> **GOAL**:
Rewrite the lines below so that each "Patent image size" becomes "Drawing dimensions", keeping everything else the same.

++++++++++++++++++++

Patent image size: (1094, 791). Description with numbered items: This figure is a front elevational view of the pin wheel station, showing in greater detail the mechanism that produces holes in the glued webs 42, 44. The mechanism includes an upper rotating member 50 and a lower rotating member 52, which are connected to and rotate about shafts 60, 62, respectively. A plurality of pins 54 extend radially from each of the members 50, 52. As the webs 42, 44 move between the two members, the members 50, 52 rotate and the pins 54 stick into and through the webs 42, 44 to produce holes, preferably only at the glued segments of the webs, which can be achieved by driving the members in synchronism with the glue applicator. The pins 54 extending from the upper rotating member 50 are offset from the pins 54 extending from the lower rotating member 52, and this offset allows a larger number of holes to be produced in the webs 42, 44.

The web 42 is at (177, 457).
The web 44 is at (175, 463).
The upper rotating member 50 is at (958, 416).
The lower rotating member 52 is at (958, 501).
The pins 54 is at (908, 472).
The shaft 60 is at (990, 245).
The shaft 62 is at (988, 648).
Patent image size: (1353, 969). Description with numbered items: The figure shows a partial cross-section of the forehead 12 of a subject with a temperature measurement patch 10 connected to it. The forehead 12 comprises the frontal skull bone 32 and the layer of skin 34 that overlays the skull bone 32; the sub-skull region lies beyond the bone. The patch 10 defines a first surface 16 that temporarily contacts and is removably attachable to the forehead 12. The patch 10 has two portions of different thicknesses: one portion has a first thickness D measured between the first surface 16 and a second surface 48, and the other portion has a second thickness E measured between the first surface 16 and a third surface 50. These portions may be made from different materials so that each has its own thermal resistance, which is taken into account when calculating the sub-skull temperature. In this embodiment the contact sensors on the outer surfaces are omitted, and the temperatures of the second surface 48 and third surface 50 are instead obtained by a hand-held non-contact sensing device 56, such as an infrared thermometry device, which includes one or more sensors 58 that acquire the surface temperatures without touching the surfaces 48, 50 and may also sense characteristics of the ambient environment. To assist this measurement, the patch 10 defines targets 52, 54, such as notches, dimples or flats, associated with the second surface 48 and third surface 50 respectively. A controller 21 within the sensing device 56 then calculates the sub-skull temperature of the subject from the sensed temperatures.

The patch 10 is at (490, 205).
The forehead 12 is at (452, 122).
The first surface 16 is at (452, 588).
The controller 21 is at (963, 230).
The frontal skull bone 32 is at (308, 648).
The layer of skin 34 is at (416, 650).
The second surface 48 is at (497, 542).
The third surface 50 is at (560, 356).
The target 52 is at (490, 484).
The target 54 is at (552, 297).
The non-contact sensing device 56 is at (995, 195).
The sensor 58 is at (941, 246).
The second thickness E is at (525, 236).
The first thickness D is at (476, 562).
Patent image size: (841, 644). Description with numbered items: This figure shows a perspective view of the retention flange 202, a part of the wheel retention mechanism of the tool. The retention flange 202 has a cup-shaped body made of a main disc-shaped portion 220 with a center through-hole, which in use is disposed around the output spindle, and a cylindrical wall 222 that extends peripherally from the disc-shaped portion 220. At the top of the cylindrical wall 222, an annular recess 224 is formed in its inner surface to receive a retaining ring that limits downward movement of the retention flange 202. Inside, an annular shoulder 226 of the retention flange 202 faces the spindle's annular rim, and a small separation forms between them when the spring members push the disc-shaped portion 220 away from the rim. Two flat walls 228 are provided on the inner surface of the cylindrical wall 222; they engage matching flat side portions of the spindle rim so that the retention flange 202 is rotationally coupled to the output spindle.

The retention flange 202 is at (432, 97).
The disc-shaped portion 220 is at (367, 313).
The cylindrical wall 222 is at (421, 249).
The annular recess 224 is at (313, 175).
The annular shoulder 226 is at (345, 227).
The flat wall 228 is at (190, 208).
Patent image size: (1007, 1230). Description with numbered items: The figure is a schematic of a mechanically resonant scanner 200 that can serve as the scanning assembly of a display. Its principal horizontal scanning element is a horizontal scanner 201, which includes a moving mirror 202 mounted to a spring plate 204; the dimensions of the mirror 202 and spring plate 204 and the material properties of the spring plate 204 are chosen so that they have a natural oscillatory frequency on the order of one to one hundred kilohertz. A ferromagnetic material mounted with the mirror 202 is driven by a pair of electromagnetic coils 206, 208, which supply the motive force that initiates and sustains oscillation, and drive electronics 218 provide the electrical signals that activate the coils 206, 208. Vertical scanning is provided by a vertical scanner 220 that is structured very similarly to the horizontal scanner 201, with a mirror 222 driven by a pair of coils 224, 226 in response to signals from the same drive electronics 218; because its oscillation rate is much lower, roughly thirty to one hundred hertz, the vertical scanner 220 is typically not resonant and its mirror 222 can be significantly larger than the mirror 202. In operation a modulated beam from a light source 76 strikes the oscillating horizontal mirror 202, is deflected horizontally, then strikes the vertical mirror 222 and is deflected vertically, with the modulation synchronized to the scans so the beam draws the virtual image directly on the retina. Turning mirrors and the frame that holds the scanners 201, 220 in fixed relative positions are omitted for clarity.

++++++++++++++++++++

> **WRITTEN REPLY**:
Drawing dimensions: (1094, 791). Description with numbered items: This figure is a front elevational view of the pin wheel station, showing in greater detail the mechanism that produces holes in the glued webs 42, 44. The mechanism includes an upper rotating member 50 and a lower rotating member 52, which are connected to and rotate about shafts 60, 62, respectively. A plurality of pins 54 extend radially from each of the members 50, 52. As the webs 42, 44 move between the two members, the members 50, 52 rotate and the pins 54 stick into and through the webs 42, 44 to produce holes, preferably only at the glued segments of the webs, which can be achieved by driving the members in synchronism with the glue applicator. The pins 54 extending from the upper rotating member 50 are offset from the pins 54 extending from the lower rotating member 52, and this offset allows a larger number of holes to be produced in the webs 42, 44.

The web 42 is at (177, 457).
The web 44 is at (175, 463).
The upper rotating member 50 is at (958, 416).
The lower rotating member 52 is at (958, 501).
The pins 54 is at (908, 472).
The shaft 60 is at (990, 245).
The shaft 62 is at (988, 648).
Drawing dimensions: (1353, 969). Description with numbered items: The figure shows a partial cross-section of the forehead 12 of a subject with a temperature measurement patch 10 connected to it. The forehead 12 comprises the frontal skull bone 32 and the layer of skin 34 that overlays the skull bone 32; the sub-skull region lies beyond the bone. The patch 10 defines a first surface 16 that temporarily contacts and is removably attachable to the forehead 12. The patch 10 has two portions of different thicknesses: one portion has a first thickness D measured between the first surface 16 and a second surface 48, and the other portion has a second thickness E measured between the first surface 16 and a third surface 50. These portions may be made from different materials so that each has its own thermal resistance, which is taken into account when calculating the sub-skull temperature. In this embodiment the contact sensors on the outer surfaces are omitted, and the temperatures of the second surface 48 and third surface 50 are instead obtained by a hand-held non-contact sensing device 56, such as an infrared thermometry device, which includes one or more sensors 58 that acquire the surface temperatures without touching the surfaces 48, 50 and may also sense characteristics of the ambient environment. To assist this measurement, the patch 10 defines targets 52, 54, such as notches, dimples or flats, associated with the second surface 48 and third surface 50 respectively. A controller 21 within the sensing device 56 then calculates the sub-skull temperature of the subject from the sensed temperatures.

The patch 10 is at (490, 205).
The forehead 12 is at (452, 122).
The first surface 16 is at (452, 588).
The controller 21 is at (963, 230).
The frontal skull bone 32 is at (308, 648).
The layer of skin 34 is at (416, 650).
The second surface 48 is at (497, 542).
The third surface 50 is at (560, 356).
The target 52 is at (490, 484).
The target 54 is at (552, 297).
The non-contact sensing device 56 is at (995, 195).
The sensor 58 is at (941, 246).
The second thickness E is at (525, 236).
The first thickness D is at (476, 562).
Drawing dimensions: (841, 644). Description with numbered items: This figure shows a perspective view of the retention flange 202, a part of the wheel retention mechanism of the tool. The retention flange 202 has a cup-shaped body made of a main disc-shaped portion 220 with a center through-hole, which in use is disposed around the output spindle, and a cylindrical wall 222 that extends peripherally from the disc-shaped portion 220. At the top of the cylindrical wall 222, an annular recess 224 is formed in its inner surface to receive a retaining ring that limits downward movement of the retention flange 202. Inside, an annular shoulder 226 of the retention flange 202 faces the spindle's annular rim, and a small separation forms between them when the spring members push the disc-shaped portion 220 away from the rim. Two flat walls 228 are provided on the inner surface of the cylindrical wall 222; they engage matching flat side portions of the spindle rim so that the retention flange 202 is rotationally coupled to the output spindle.

The retention flange 202 is at (432, 97).
The disc-shaped portion 220 is at (367, 313).
The cylindrical wall 222 is at (421, 249).
The annular recess 224 is at (313, 175).
The annular shoulder 226 is at (345, 227).
The flat wall 228 is at (190, 208).
Drawing dimensions: (1007, 1230). Description with numbered items: The figure is a schematic of a mechanically resonant scanner 200 that can serve as the scanning assembly of a display. Its principal horizontal scanning element is a horizontal scanner 201, which includes a moving mirror 202 mounted to a spring plate 204; the dimensions of the mirror 202 and spring plate 204 and the material properties of the spring plate 204 are chosen so that they have a natural oscillatory frequency on the order of one to one hundred kilohertz. A ferromagnetic material mounted with the mirror 202 is driven by a pair of electromagnetic coils 206, 208, which supply the motive force that initiates and sustains oscillation, and drive electronics 218 provide the electrical signals that activate the coils 206, 208. Vertical scanning is provided by a vertical scanner 220 that is structured very similarly to the horizontal scanner 201, with a mirror 222 driven by a pair of coils 224, 226 in response to signals from the same drive electronics 218; because its oscillation rate is much lower, roughly thirty to one hundred hertz, the vertical scanner 220 is typically not resonant and its mirror 222 can be significantly larger than the mirror 202. In operation a modulated beam from a light source 76 strikes the oscillating horizontal mirror 202, is deflected horizontally, then strikes the vertical mirror 222 and is deflected vertically, with the modulation synchronized to the scans so the beam draws the virtual image directly on the retina. Turning mirrors and the frame that holds the scanners 201, 220 in fixed relative positions are omitted for clarity.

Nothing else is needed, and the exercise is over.